* [Exercise brief] Return every line below that contains the word "block".

___ Data listing ___

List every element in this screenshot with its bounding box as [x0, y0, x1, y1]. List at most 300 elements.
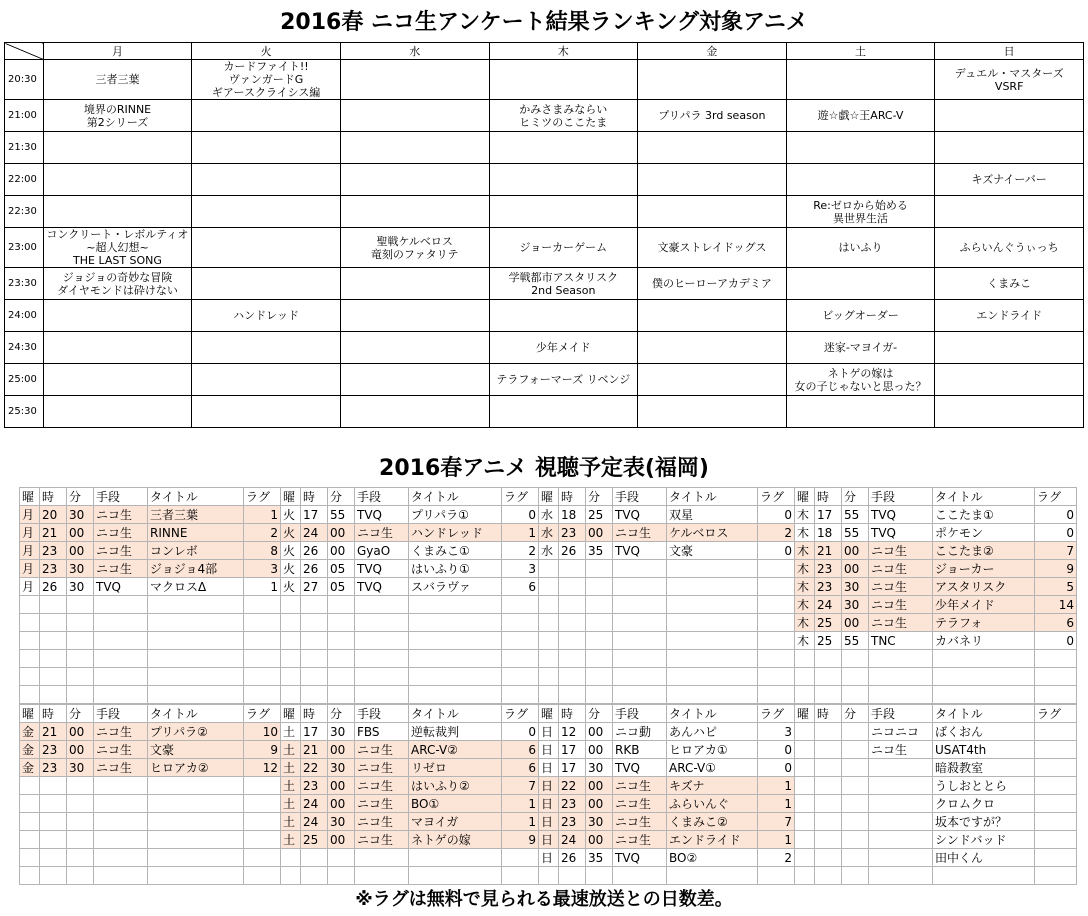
viewing-cell: エンドライド	[667, 831, 758, 849]
viewing-cell	[328, 867, 355, 885]
program-cell	[43, 164, 192, 196]
viewing-cell: TVQ	[613, 759, 667, 777]
viewing-cell	[20, 686, 40, 704]
viewing-cell	[409, 668, 502, 686]
viewing-cell: 30	[67, 506, 94, 524]
viewing-cell	[539, 596, 559, 614]
viewing-row	[795, 560, 1077, 578]
viewing-cell: 23	[559, 813, 586, 831]
viewing-row	[539, 560, 795, 578]
viewing-header-row	[539, 705, 795, 723]
viewing-cell	[301, 668, 328, 686]
viewing-row	[20, 632, 281, 650]
viewing-cell	[667, 596, 758, 614]
viewing-cell: 2	[244, 524, 281, 542]
program-cell	[43, 196, 192, 228]
program-cell	[340, 332, 489, 364]
viewing-cell: ニコ生	[355, 813, 409, 831]
viewing-cell	[20, 614, 40, 632]
viewing-cell	[355, 614, 409, 632]
viewing-cell	[667, 614, 758, 632]
viewing-row	[539, 741, 795, 759]
viewing-cell	[815, 668, 842, 686]
viewing-cell: ジョジョ4部	[148, 560, 244, 578]
viewing-row	[539, 723, 795, 741]
viewing-cell	[355, 596, 409, 614]
column-header: タイトル	[667, 705, 758, 723]
time-cell: 25:30	[5, 396, 44, 428]
viewing-cell	[933, 650, 1035, 668]
viewing-cell: 火	[281, 578, 301, 596]
viewing-row	[20, 596, 281, 614]
column-header: 手段	[613, 488, 667, 506]
viewing-row	[20, 524, 281, 542]
viewing-cell	[94, 813, 148, 831]
viewing-cell: 25	[815, 632, 842, 650]
viewing-cell	[795, 849, 815, 867]
program-cell	[489, 132, 638, 164]
viewing-cell: 日	[539, 759, 559, 777]
viewing-row	[281, 849, 539, 867]
viewing-cell: 30	[842, 596, 869, 614]
grid-header-row	[5, 43, 1084, 60]
viewing-cell	[869, 759, 933, 777]
viewing-cell: 12	[244, 759, 281, 777]
viewing-row	[539, 542, 795, 560]
viewing-cell	[148, 777, 244, 795]
program-cell: テラフォーマーズ リベンジ	[489, 364, 638, 396]
viewing-cell	[355, 650, 409, 668]
program-cell: ビッグオーダー	[786, 300, 935, 332]
viewing-cell: 土	[281, 741, 301, 759]
viewing-cell	[842, 650, 869, 668]
column-header: 手段	[355, 488, 409, 506]
viewing-row	[539, 578, 795, 596]
viewing-cell: 00	[842, 542, 869, 560]
column-header: ラグ	[244, 488, 281, 506]
viewing-cell	[667, 650, 758, 668]
viewing-cell: 0	[1035, 632, 1077, 650]
viewing-cell: 25	[586, 506, 613, 524]
viewing-cell	[586, 686, 613, 704]
viewing-cell	[758, 578, 795, 596]
viewing-row	[281, 632, 539, 650]
viewing-row	[539, 867, 795, 885]
viewing-row	[795, 813, 1077, 831]
viewing-row	[795, 596, 1077, 614]
viewing-cell: 0	[1035, 524, 1077, 542]
viewing-cell: 火	[281, 542, 301, 560]
viewing-cell: 30	[328, 813, 355, 831]
viewing-cell	[244, 831, 281, 849]
viewing-cell	[869, 849, 933, 867]
viewing-cell	[559, 614, 586, 632]
viewing-cell: 1	[502, 795, 539, 813]
program-cell: エンドライド	[935, 300, 1084, 332]
viewing-cell	[559, 560, 586, 578]
viewing-row	[20, 723, 281, 741]
viewing-cell: 00	[67, 723, 94, 741]
column-header: 曜	[281, 488, 301, 506]
program-cell: プリパラ 3rd season	[638, 100, 787, 132]
viewing-row	[281, 506, 539, 524]
program-cell	[192, 332, 341, 364]
program-cell: Re:ゼロから始める 異世界生活	[786, 196, 935, 228]
viewing-block-thu	[794, 487, 1076, 704]
viewing-cell: 21	[815, 542, 842, 560]
viewing-row	[539, 614, 795, 632]
viewing-cell	[409, 650, 502, 668]
program-cell: 少年メイド	[489, 332, 638, 364]
viewing-row	[281, 813, 539, 831]
viewing-cell: TVQ	[613, 506, 667, 524]
program-cell	[638, 300, 787, 332]
viewing-cell: 25	[301, 831, 328, 849]
grid-row	[5, 132, 1084, 164]
viewing-cell: 26	[301, 560, 328, 578]
viewing-cell	[842, 777, 869, 795]
grid-row	[5, 100, 1084, 132]
viewing-cell	[869, 777, 933, 795]
viewing-row	[539, 524, 795, 542]
program-cell	[638, 60, 787, 100]
viewing-row	[795, 777, 1077, 795]
viewing-table	[19, 487, 281, 704]
viewing-cell: ニコ生	[94, 560, 148, 578]
viewing-table	[794, 704, 1077, 885]
viewing-cell	[94, 795, 148, 813]
viewing-cell: コンレボ	[148, 542, 244, 560]
viewing-cell: 25	[815, 614, 842, 632]
viewing-cell	[586, 614, 613, 632]
viewing-cell: 日	[539, 741, 559, 759]
column-header: ラグ	[758, 705, 795, 723]
viewing-cell: ニコ生	[869, 596, 933, 614]
viewing-cell	[409, 632, 502, 650]
viewing-cell: 3	[502, 560, 539, 578]
viewing-cell: 35	[586, 542, 613, 560]
program-cell	[43, 300, 192, 332]
viewing-cell: 55	[328, 506, 355, 524]
viewing-cell	[20, 650, 40, 668]
viewing-cell	[502, 632, 539, 650]
viewing-cell: カバネリ	[933, 632, 1035, 650]
program-cell: 学戦都市アスタリスク 2nd Season	[489, 268, 638, 300]
viewing-cell	[148, 596, 244, 614]
viewing-cell	[933, 686, 1035, 704]
viewing-cell: ニコ生	[869, 614, 933, 632]
viewing-cell	[539, 560, 559, 578]
viewing-cell: TVQ	[613, 849, 667, 867]
viewing-cell: 0	[758, 542, 795, 560]
program-cell	[43, 396, 192, 428]
viewing-cell: 坂本ですが？	[933, 813, 1035, 831]
viewing-cell: 2	[758, 849, 795, 867]
lag-note: ※ラグは無料で見られる最速放送との日数差。	[355, 889, 733, 910]
grid-corner-cell	[5, 43, 44, 60]
viewing-cell: 1	[758, 777, 795, 795]
viewing-cell: 9	[244, 741, 281, 759]
viewing-cell: 1	[758, 795, 795, 813]
viewing-cell: TVQ	[613, 542, 667, 560]
viewing-cell: RKB	[613, 741, 667, 759]
viewing-block-mon	[19, 487, 280, 704]
viewing-row	[20, 542, 281, 560]
program-cell	[786, 396, 935, 428]
viewing-cell: 0	[502, 506, 539, 524]
time-cell: 21:30	[5, 132, 44, 164]
grid-row	[5, 228, 1084, 268]
column-header: 分	[842, 488, 869, 506]
viewing-cell	[613, 560, 667, 578]
viewing-cell: 6	[1035, 614, 1077, 632]
viewing-cell	[244, 614, 281, 632]
time-cell: 23:30	[5, 268, 44, 300]
viewing-cell	[244, 686, 281, 704]
program-cell	[489, 164, 638, 196]
viewing-cell: ニコ生	[355, 759, 409, 777]
viewing-row	[20, 795, 281, 813]
viewing-cell	[148, 614, 244, 632]
viewing-cell	[281, 614, 301, 632]
viewing-cell	[758, 632, 795, 650]
viewing-cell: TNC	[869, 632, 933, 650]
viewing-block-fri	[19, 704, 280, 885]
viewing-cell	[815, 849, 842, 867]
viewing-cell	[94, 777, 148, 795]
viewing-block-wed	[538, 487, 794, 704]
viewing-cell	[94, 632, 148, 650]
viewing-cell: 30	[67, 560, 94, 578]
column-header: 時	[40, 705, 67, 723]
viewing-cell	[559, 650, 586, 668]
viewing-cell	[148, 668, 244, 686]
column-header: タイトル	[933, 488, 1035, 506]
viewing-cell: 17	[301, 506, 328, 524]
program-cell: 聖戦ケルベロス 竜刻のファタリテ	[340, 228, 489, 268]
viewing-cell	[869, 831, 933, 849]
viewing-cell	[67, 813, 94, 831]
program-cell: 境界のRINNE 第2シリーズ	[43, 100, 192, 132]
viewing-cell: BO①	[409, 795, 502, 813]
viewing-row	[795, 542, 1077, 560]
viewing-cell	[355, 668, 409, 686]
viewing-cell: あんハピ	[667, 723, 758, 741]
viewing-row	[20, 560, 281, 578]
viewing-cell	[94, 867, 148, 885]
day-header: 水	[340, 43, 489, 60]
viewing-row	[20, 777, 281, 795]
viewing-cell	[502, 650, 539, 668]
viewing-cell	[67, 777, 94, 795]
viewing-cell	[815, 759, 842, 777]
viewing-cell	[94, 668, 148, 686]
column-header: タイトル	[933, 705, 1035, 723]
viewing-cell	[1035, 650, 1077, 668]
viewing-cell: 日	[539, 813, 559, 831]
viewing-cell	[148, 686, 244, 704]
viewing-cell: 24	[559, 831, 586, 849]
viewing-cell: はいふり①	[409, 560, 502, 578]
viewing-cell	[842, 759, 869, 777]
viewing-cell: 7	[758, 813, 795, 831]
program-cell: ジョジョの奇妙な冒険 ダイヤモンドは砕けない	[43, 268, 192, 300]
viewing-cell	[1035, 849, 1077, 867]
viewing-row	[281, 668, 539, 686]
viewing-cell	[667, 560, 758, 578]
viewing-cell	[301, 867, 328, 885]
viewing-cell: ニコ生	[355, 741, 409, 759]
viewing-row	[20, 686, 281, 704]
viewing-cell: 5	[1035, 578, 1077, 596]
viewing-cell: プリパラ②	[148, 723, 244, 741]
viewing-cell	[502, 614, 539, 632]
time-cell: 23:00	[5, 228, 44, 268]
time-cell: 24:30	[5, 332, 44, 364]
viewing-row	[539, 831, 795, 849]
viewing-cell	[869, 686, 933, 704]
viewing-cell	[1035, 777, 1077, 795]
grid-row	[5, 332, 1084, 364]
viewing-cell: 月	[20, 542, 40, 560]
viewing-cell	[1035, 668, 1077, 686]
viewing-cell: 7	[502, 777, 539, 795]
viewing-cell	[815, 777, 842, 795]
viewing-cell	[869, 795, 933, 813]
viewing-cell: BO②	[667, 849, 758, 867]
viewing-cell: 田中くん	[933, 849, 1035, 867]
viewing-cell	[933, 867, 1035, 885]
column-header: タイトル	[667, 488, 758, 506]
viewing-cell: 55	[842, 632, 869, 650]
viewing-row	[539, 596, 795, 614]
program-cell	[192, 132, 341, 164]
viewing-cell	[20, 849, 40, 867]
column-header: 時	[559, 488, 586, 506]
viewing-cell	[758, 614, 795, 632]
viewing-block-sun	[538, 704, 794, 885]
program-cell	[192, 364, 341, 396]
viewing-cell: 少年メイド	[933, 596, 1035, 614]
viewing-cell	[539, 578, 559, 596]
viewing-cell	[67, 795, 94, 813]
viewing-cell: ケルベロス	[667, 524, 758, 542]
viewing-cell	[20, 596, 40, 614]
viewing-cell: 23	[40, 759, 67, 777]
viewing-header-row	[20, 488, 281, 506]
viewing-cell	[795, 741, 815, 759]
viewing-cell	[586, 632, 613, 650]
viewing-row	[20, 831, 281, 849]
viewing-cell: アスタリスク	[933, 578, 1035, 596]
viewing-cell: 暗殺教室	[933, 759, 1035, 777]
viewing-cell: 30	[842, 578, 869, 596]
column-header: タイトル	[148, 488, 244, 506]
program-cell: ネトゲの嫁は 女の子じゃないと思った？	[786, 364, 935, 396]
viewing-cell: 3	[758, 723, 795, 741]
viewing-cell	[409, 849, 502, 867]
viewing-cell	[869, 813, 933, 831]
program-cell: かみさまみならい ヒミツのここたま	[489, 100, 638, 132]
viewing-cell	[795, 777, 815, 795]
viewing-cell: ニコ生	[355, 524, 409, 542]
viewing-cell: 30	[586, 759, 613, 777]
viewing-cell	[842, 741, 869, 759]
viewing-row	[20, 741, 281, 759]
program-cell	[786, 268, 935, 300]
viewing-cell	[842, 686, 869, 704]
viewing-cell: 26	[559, 542, 586, 560]
viewing-cell: 火	[281, 506, 301, 524]
viewing-cell: 00	[328, 777, 355, 795]
program-cell	[638, 364, 787, 396]
viewing-cell	[94, 686, 148, 704]
column-header: 手段	[94, 488, 148, 506]
viewing-cell	[667, 668, 758, 686]
viewing-cell	[842, 795, 869, 813]
viewing-row	[539, 686, 795, 704]
viewing-cell	[281, 650, 301, 668]
viewing-cell	[148, 632, 244, 650]
viewing-cell	[842, 723, 869, 741]
viewing-cell: 17	[301, 723, 328, 741]
viewing-cell	[355, 686, 409, 704]
viewing-cell	[67, 686, 94, 704]
viewing-cell	[1035, 759, 1077, 777]
program-cell	[192, 100, 341, 132]
column-header: タイトル	[409, 705, 502, 723]
program-cell: ジョーカーゲーム	[489, 228, 638, 268]
program-cell: 遊☆戯☆王ARC-V	[786, 100, 935, 132]
viewing-cell	[67, 867, 94, 885]
viewing-cell: 10	[244, 723, 281, 741]
viewing-cell	[613, 614, 667, 632]
column-header: 曜	[20, 488, 40, 506]
viewing-cell	[67, 668, 94, 686]
viewing-cell: ネトゲの嫁	[409, 831, 502, 849]
viewing-cell	[1035, 795, 1077, 813]
viewing-row	[281, 524, 539, 542]
viewing-cell	[815, 795, 842, 813]
viewing-cell: 逆転裁判	[409, 723, 502, 741]
viewing-cell	[667, 867, 758, 885]
viewing-cell	[502, 596, 539, 614]
viewing-cell	[795, 686, 815, 704]
viewing-cell	[758, 686, 795, 704]
viewing-cell: シンドバッド	[933, 831, 1035, 849]
program-cell	[935, 396, 1084, 428]
viewing-cell	[758, 650, 795, 668]
viewing-cell	[148, 795, 244, 813]
program-cell	[192, 396, 341, 428]
viewing-cell: ニコ生	[94, 741, 148, 759]
viewing-cell	[40, 849, 67, 867]
viewing-cell	[613, 578, 667, 596]
viewing-cell	[842, 668, 869, 686]
viewing-cell	[586, 596, 613, 614]
viewing-cell	[559, 632, 586, 650]
viewing-cell: 17	[559, 759, 586, 777]
viewing-cell: 6	[502, 759, 539, 777]
viewing-cell	[539, 614, 559, 632]
viewing-cell	[586, 578, 613, 596]
program-cell	[340, 132, 489, 164]
program-cell	[935, 332, 1084, 364]
viewing-block-tue	[280, 487, 538, 704]
viewing-row	[20, 578, 281, 596]
viewing-row	[539, 777, 795, 795]
viewing-cell	[613, 668, 667, 686]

___

* [Exercise output]
viewing-block-thu	[794, 487, 1076, 704]
viewing-block-mon	[19, 487, 280, 704]
viewing-block-fri	[19, 704, 280, 885]
viewing-block-wed	[538, 487, 794, 704]
viewing-block-sun	[538, 704, 794, 885]
viewing-block-tue	[280, 487, 538, 704]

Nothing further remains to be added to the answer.